Stored rows:
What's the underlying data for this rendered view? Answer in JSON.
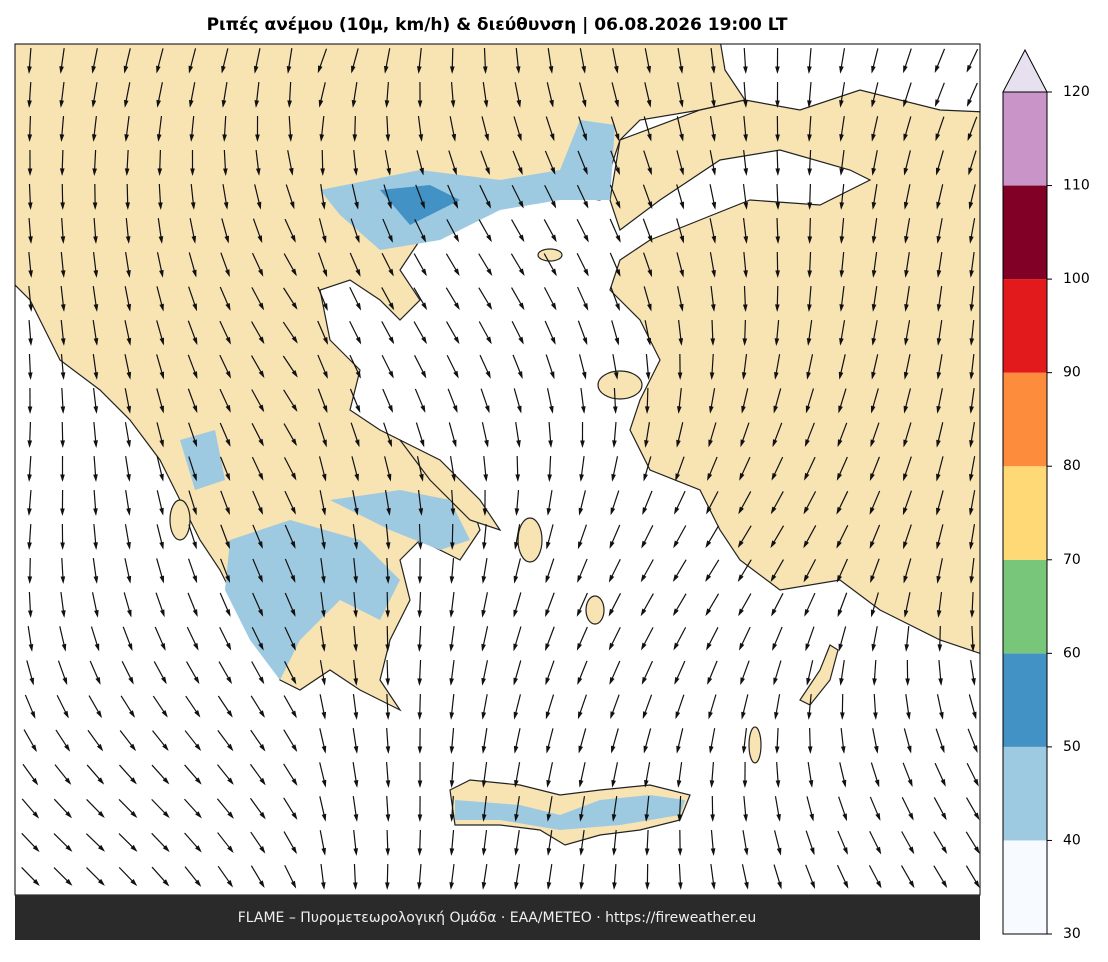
{
  "title": "Ριπές ανέμου (10μ, km/h) & διεύθυνση  |  06.08.2026 19:00 LT",
  "footer": "FLAME – Πυρομετεωρολογική Ομάδα · ΕΑΑ/METEO · https://fireweather.eu",
  "colorbar": {
    "ticks": [
      30,
      40,
      50,
      60,
      70,
      80,
      90,
      100,
      110,
      120
    ],
    "colors": [
      "#f7fbff",
      "#9ecae1",
      "#4292c6",
      "#78c679",
      "#fed976",
      "#fd8d3c",
      "#e31a1c",
      "#800026",
      "#c994c7"
    ],
    "over_color": "#e7e1ef"
  }
}
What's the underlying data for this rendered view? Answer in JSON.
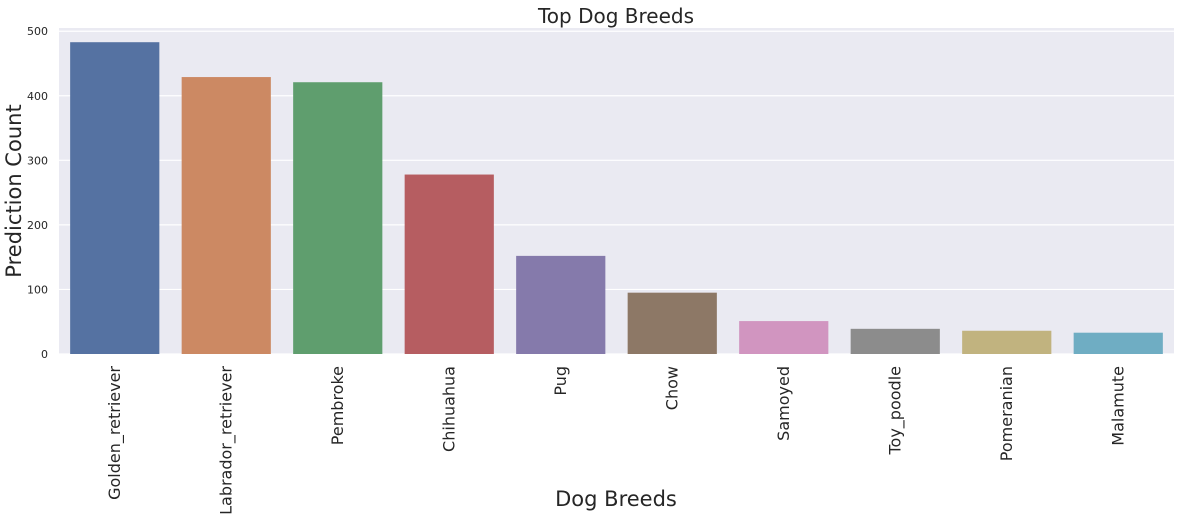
{
  "chart_data": {
    "type": "bar",
    "title": "Top Dog Breeds",
    "xlabel": "Dog Breeds",
    "ylabel": "Prediction Count",
    "categories": [
      "Golden_retriever",
      "Labrador_retriever",
      "Pembroke",
      "Chihuahua",
      "Pug",
      "Chow",
      "Samoyed",
      "Toy_poodle",
      "Pomeranian",
      "Malamute"
    ],
    "values": [
      483,
      429,
      421,
      278,
      152,
      95,
      51,
      39,
      36,
      33
    ],
    "colors": [
      "#5572a2",
      "#cc8963",
      "#5f9e6e",
      "#b65d61",
      "#857aab",
      "#8d7866",
      "#d195c0",
      "#8c8c8c",
      "#c1b37f",
      "#6fadc3"
    ],
    "ylim": [
      0,
      505
    ],
    "yticks": [
      0,
      100,
      200,
      300,
      400,
      500
    ],
    "grid": true,
    "background": "#eaeaf2",
    "grid_color": "#ffffff"
  }
}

Aim:
Write out the entries again, exactly as given, skipping any images.

Result of the exercise:
What's the underlying data for this rendered view? Answer in JSON.
{
  "title": "Ριπές ανέμου (10μ, km/h) & διεύθυνση  |  06.08.2026 19:00 LT",
  "footer": "FLAME – Πυρομετεωρολογική Ομάδα · ΕΑΑ/METEO · https://fireweather.eu",
  "colorbar": {
    "ticks": [
      30,
      40,
      50,
      60,
      70,
      80,
      90,
      100,
      110,
      120
    ],
    "colors": [
      "#f7fbff",
      "#9ecae1",
      "#4292c6",
      "#78c679",
      "#fed976",
      "#fd8d3c",
      "#e31a1c",
      "#800026",
      "#c994c7"
    ],
    "over_color": "#e7e1ef"
  }
}
What's the underlying data for this rendered view? Answer in JSON.
{
  "chart_data": {
    "type": "bar",
    "title": "Top Dog Breeds",
    "xlabel": "Dog Breeds",
    "ylabel": "Prediction Count",
    "categories": [
      "Golden_retriever",
      "Labrador_retriever",
      "Pembroke",
      "Chihuahua",
      "Pug",
      "Chow",
      "Samoyed",
      "Toy_poodle",
      "Pomeranian",
      "Malamute"
    ],
    "values": [
      483,
      429,
      421,
      278,
      152,
      95,
      51,
      39,
      36,
      33
    ],
    "colors": [
      "#5572a2",
      "#cc8963",
      "#5f9e6e",
      "#b65d61",
      "#857aab",
      "#8d7866",
      "#d195c0",
      "#8c8c8c",
      "#c1b37f",
      "#6fadc3"
    ],
    "ylim": [
      0,
      505
    ],
    "yticks": [
      0,
      100,
      200,
      300,
      400,
      500
    ],
    "grid": true,
    "background": "#eaeaf2",
    "grid_color": "#ffffff"
  }
}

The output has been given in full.